Stored items
====

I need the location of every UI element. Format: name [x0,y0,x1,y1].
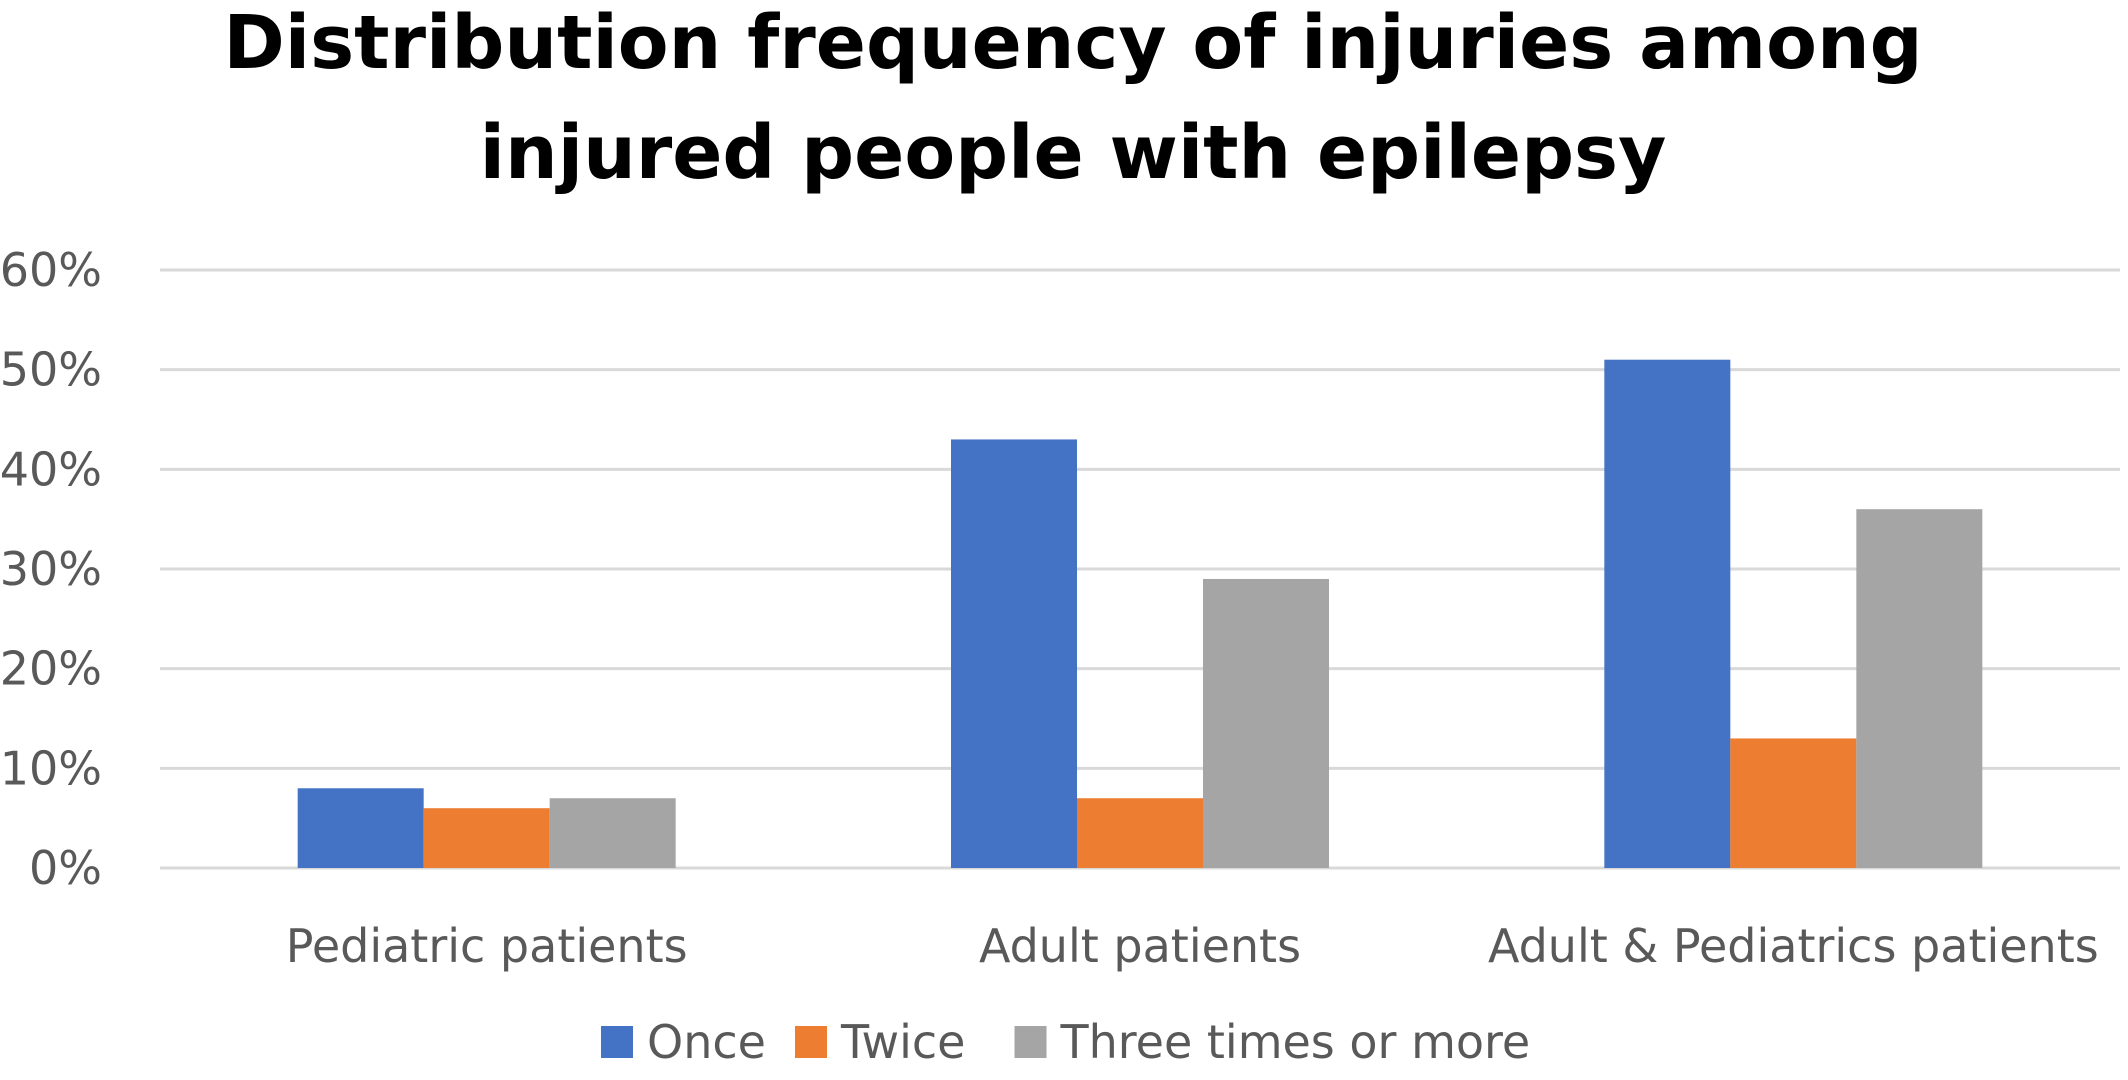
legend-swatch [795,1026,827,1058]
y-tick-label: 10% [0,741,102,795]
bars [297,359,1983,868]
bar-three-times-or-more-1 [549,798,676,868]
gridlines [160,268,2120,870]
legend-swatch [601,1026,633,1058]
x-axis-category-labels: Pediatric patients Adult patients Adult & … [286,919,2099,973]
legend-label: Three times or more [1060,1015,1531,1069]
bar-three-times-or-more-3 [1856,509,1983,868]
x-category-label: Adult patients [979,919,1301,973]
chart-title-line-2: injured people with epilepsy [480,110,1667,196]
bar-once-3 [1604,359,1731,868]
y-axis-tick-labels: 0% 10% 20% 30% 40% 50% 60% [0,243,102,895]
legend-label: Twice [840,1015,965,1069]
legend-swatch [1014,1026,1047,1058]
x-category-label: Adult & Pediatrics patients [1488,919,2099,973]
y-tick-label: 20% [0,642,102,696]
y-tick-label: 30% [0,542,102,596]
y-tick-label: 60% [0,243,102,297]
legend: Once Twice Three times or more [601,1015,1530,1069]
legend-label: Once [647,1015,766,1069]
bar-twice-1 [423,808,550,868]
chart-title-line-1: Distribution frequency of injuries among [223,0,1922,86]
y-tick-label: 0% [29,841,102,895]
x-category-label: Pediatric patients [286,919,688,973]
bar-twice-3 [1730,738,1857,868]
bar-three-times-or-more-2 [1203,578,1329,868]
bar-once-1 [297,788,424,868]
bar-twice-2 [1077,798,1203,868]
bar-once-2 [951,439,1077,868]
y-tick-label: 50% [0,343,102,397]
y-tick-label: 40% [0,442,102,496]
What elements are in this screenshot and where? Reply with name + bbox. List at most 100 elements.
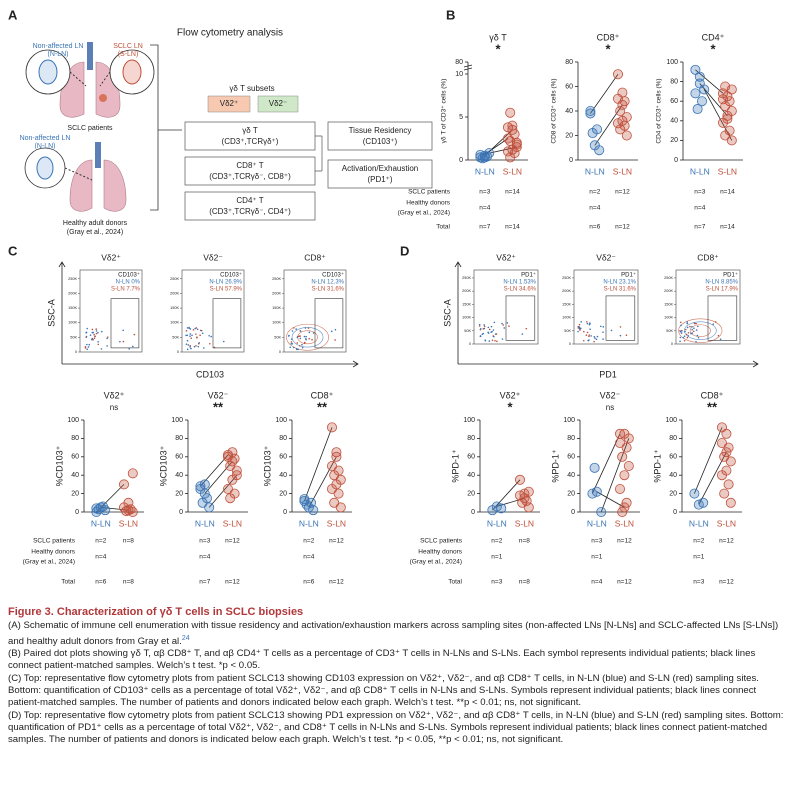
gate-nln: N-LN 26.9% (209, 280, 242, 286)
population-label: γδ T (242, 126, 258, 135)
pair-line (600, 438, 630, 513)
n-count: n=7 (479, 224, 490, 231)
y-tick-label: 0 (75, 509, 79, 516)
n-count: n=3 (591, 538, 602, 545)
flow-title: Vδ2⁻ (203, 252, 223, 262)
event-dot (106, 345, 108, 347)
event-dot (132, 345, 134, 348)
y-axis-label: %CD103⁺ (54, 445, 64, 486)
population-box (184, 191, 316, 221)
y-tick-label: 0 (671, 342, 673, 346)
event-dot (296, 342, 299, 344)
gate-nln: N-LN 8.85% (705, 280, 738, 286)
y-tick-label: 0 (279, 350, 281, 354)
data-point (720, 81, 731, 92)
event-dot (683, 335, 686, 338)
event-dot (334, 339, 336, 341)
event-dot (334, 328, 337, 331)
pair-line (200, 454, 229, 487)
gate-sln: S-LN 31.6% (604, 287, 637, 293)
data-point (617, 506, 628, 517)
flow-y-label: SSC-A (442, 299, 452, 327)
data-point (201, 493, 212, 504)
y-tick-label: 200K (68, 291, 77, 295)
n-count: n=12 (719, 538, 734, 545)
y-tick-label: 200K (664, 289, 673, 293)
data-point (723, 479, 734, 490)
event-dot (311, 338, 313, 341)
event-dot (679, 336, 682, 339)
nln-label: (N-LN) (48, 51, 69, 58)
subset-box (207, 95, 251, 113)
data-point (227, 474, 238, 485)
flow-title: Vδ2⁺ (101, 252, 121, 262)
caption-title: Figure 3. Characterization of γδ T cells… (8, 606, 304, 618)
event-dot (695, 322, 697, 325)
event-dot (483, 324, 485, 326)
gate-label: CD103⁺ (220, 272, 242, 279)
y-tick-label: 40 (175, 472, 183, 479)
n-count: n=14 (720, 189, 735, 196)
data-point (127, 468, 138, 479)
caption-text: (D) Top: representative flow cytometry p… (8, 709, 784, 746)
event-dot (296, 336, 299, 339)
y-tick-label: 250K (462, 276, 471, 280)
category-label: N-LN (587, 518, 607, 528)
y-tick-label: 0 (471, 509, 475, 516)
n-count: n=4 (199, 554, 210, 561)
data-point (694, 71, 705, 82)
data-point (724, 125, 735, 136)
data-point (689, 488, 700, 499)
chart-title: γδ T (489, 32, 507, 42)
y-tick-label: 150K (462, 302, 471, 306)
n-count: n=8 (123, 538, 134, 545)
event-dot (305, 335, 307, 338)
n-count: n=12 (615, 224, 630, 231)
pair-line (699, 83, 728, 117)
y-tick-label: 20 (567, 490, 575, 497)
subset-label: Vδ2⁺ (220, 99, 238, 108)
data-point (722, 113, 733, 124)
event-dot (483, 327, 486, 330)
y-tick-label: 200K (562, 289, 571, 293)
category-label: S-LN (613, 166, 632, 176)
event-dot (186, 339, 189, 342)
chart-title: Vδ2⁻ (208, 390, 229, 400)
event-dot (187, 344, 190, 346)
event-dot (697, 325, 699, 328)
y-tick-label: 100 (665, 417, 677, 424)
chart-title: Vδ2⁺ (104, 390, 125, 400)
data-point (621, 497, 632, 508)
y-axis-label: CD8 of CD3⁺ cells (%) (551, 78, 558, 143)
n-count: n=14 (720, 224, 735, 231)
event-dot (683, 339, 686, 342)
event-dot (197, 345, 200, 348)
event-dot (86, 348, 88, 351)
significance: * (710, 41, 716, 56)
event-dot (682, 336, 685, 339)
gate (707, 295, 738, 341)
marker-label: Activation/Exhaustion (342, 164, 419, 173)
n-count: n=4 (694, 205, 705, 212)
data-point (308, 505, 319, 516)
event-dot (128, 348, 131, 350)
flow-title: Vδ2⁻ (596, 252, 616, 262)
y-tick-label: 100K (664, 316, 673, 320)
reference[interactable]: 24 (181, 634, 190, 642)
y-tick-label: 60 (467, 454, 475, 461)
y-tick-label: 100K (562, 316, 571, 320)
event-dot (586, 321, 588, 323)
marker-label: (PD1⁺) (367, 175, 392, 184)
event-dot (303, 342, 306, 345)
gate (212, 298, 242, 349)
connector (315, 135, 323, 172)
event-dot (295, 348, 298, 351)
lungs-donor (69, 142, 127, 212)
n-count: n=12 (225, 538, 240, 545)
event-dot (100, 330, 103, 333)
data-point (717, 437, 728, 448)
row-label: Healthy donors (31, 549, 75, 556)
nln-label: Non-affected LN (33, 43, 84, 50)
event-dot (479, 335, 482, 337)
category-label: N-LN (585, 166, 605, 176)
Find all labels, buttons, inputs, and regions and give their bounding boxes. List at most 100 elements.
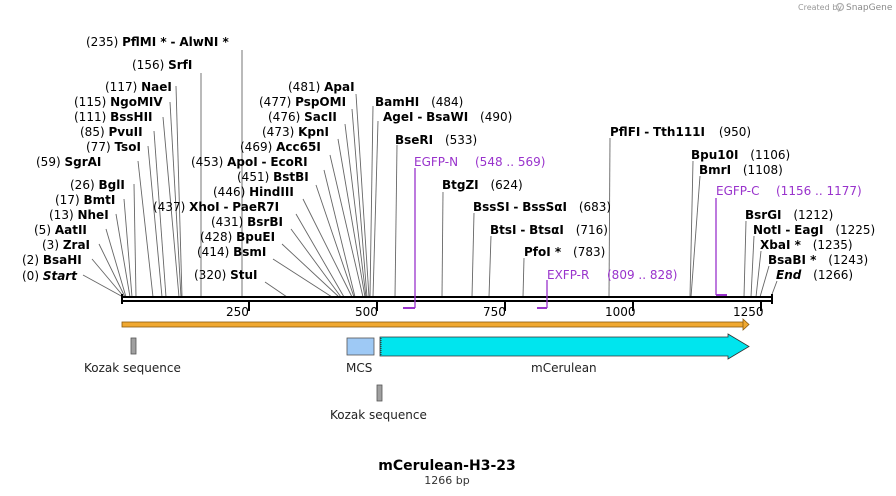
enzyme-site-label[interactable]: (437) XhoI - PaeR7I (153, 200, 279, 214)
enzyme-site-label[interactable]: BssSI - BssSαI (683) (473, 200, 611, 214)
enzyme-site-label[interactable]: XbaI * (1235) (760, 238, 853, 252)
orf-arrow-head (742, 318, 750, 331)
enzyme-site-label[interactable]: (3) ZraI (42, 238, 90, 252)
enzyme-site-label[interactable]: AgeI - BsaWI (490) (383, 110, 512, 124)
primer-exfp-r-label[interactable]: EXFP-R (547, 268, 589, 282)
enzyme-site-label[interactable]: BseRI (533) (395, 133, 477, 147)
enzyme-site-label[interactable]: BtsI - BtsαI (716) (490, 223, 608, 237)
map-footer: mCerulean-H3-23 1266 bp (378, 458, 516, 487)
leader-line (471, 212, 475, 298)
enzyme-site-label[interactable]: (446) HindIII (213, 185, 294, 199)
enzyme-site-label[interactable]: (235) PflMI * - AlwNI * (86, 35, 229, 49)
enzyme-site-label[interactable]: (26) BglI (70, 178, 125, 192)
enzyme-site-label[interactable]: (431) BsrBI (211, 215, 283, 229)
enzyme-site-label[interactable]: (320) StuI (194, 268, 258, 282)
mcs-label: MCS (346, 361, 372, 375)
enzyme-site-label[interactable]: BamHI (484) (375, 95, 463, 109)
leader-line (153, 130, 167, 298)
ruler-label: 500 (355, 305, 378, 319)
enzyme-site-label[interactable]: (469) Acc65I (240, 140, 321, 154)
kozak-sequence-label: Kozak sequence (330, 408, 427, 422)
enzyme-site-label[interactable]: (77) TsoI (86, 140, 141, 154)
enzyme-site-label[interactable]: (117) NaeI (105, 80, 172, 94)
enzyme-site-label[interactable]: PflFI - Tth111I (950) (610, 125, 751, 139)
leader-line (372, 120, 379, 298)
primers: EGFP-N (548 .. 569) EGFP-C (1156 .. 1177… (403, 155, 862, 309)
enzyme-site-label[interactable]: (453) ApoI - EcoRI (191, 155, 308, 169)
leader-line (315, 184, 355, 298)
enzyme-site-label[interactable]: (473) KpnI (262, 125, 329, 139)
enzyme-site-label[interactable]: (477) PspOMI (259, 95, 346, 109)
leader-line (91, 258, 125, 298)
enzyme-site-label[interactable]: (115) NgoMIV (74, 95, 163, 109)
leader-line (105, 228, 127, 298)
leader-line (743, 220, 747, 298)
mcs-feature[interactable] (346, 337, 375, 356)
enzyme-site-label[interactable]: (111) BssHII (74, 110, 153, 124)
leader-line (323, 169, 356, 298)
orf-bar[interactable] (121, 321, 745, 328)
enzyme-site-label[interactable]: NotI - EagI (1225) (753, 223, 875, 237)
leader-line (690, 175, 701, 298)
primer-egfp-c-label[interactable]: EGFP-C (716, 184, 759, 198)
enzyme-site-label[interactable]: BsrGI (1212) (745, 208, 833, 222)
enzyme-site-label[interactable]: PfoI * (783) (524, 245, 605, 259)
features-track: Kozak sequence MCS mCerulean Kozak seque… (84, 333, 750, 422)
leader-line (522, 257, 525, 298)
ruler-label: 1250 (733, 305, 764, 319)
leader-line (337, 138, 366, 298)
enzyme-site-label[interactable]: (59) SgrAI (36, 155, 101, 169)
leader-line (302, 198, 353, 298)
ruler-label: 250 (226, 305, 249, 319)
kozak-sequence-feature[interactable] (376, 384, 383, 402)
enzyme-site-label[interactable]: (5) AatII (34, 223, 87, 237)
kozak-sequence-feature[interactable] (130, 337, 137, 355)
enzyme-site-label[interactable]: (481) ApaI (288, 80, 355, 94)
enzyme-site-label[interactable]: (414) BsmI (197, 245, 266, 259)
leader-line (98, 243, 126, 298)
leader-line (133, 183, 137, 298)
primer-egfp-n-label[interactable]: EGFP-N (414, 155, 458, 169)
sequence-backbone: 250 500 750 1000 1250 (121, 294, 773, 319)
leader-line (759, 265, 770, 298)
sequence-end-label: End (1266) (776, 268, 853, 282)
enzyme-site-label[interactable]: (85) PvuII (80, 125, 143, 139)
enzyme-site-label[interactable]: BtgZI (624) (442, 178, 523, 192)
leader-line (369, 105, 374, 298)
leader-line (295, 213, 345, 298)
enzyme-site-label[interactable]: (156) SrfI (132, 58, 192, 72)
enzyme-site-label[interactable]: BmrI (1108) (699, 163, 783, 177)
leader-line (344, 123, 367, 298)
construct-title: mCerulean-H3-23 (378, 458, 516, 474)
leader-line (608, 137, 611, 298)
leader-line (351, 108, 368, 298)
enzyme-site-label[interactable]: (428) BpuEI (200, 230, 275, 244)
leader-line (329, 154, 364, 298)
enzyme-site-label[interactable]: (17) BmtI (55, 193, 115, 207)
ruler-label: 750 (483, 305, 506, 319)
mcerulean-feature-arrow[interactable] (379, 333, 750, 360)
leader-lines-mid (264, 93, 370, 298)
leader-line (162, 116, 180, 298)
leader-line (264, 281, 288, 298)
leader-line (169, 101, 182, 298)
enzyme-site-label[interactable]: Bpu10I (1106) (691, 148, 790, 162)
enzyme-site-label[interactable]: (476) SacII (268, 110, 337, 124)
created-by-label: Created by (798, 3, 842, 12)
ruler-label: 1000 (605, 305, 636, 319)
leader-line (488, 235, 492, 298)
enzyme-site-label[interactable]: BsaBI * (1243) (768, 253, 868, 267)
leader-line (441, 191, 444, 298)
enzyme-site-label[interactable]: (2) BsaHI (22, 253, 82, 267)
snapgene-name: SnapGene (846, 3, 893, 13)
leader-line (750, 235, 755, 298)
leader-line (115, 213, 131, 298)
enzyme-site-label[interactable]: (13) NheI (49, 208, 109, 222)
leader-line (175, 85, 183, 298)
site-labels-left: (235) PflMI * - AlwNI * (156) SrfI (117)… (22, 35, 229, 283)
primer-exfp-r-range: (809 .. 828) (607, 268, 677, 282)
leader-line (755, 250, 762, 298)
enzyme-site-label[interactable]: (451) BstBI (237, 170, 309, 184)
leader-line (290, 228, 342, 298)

====

• **What to do**
Scan the data above for the string "subset". Copy every line in which it appears.

• **Answer for the task**
subset-box (207, 95, 251, 113)
subset-label: Vδ2⁺ (220, 99, 238, 108)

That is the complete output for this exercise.